* Work to be completed:
Isolate every line in the records below with "narrow" in it.

* Extracted material:
____

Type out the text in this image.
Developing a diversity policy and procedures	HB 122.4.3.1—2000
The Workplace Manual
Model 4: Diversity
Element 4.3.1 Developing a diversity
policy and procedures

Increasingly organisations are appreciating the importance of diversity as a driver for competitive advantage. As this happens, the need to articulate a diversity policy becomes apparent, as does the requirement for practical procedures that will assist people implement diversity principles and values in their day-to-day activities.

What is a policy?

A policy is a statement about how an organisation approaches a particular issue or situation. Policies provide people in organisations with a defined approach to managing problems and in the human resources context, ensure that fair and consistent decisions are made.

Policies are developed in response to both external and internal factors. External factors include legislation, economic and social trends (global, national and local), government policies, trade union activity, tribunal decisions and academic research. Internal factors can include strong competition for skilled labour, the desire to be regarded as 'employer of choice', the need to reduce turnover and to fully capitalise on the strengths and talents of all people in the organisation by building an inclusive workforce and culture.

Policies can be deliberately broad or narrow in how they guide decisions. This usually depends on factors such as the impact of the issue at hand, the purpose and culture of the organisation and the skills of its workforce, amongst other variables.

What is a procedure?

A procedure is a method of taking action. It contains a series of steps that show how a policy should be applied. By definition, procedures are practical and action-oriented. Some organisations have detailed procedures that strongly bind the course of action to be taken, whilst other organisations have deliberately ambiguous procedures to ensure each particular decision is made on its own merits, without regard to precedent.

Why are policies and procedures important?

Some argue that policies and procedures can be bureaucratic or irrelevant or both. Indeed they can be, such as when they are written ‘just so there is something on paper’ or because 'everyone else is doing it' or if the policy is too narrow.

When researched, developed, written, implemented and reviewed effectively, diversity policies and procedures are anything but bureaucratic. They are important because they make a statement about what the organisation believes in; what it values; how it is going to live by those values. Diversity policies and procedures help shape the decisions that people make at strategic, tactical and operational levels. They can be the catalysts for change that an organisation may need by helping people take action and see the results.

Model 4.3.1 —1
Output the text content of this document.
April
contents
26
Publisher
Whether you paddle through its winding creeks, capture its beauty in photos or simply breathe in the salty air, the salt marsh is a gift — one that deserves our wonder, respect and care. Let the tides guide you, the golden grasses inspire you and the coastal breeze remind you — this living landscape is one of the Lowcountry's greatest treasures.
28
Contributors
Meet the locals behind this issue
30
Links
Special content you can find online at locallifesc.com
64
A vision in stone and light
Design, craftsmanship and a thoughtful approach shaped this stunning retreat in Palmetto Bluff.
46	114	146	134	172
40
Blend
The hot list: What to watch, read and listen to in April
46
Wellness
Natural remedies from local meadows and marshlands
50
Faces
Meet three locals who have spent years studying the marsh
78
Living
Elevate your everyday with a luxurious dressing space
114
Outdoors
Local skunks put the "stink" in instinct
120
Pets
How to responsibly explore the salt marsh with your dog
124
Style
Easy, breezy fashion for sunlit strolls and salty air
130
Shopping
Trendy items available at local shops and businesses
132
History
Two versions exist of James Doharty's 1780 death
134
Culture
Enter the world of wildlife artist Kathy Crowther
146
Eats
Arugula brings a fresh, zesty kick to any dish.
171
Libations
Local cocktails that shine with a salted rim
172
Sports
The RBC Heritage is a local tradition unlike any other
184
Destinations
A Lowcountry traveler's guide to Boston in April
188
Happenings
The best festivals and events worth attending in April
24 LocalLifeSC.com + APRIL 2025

____

* Response to the exercise:
Policies can be deliberately broad or narrow in how they guide decisions. This usually depends on factors such as the impact of the issue at hand, the purpose and culture of the organisation and the skills of its workforce, amongst other variables.
Some argue that policies and procedures can be bureaucratic or irrelevant or both. Indeed they can be, such as when they are written ‘just so there is something on paper’ or because 'everyone else is doing it' or if the policy is too narrow.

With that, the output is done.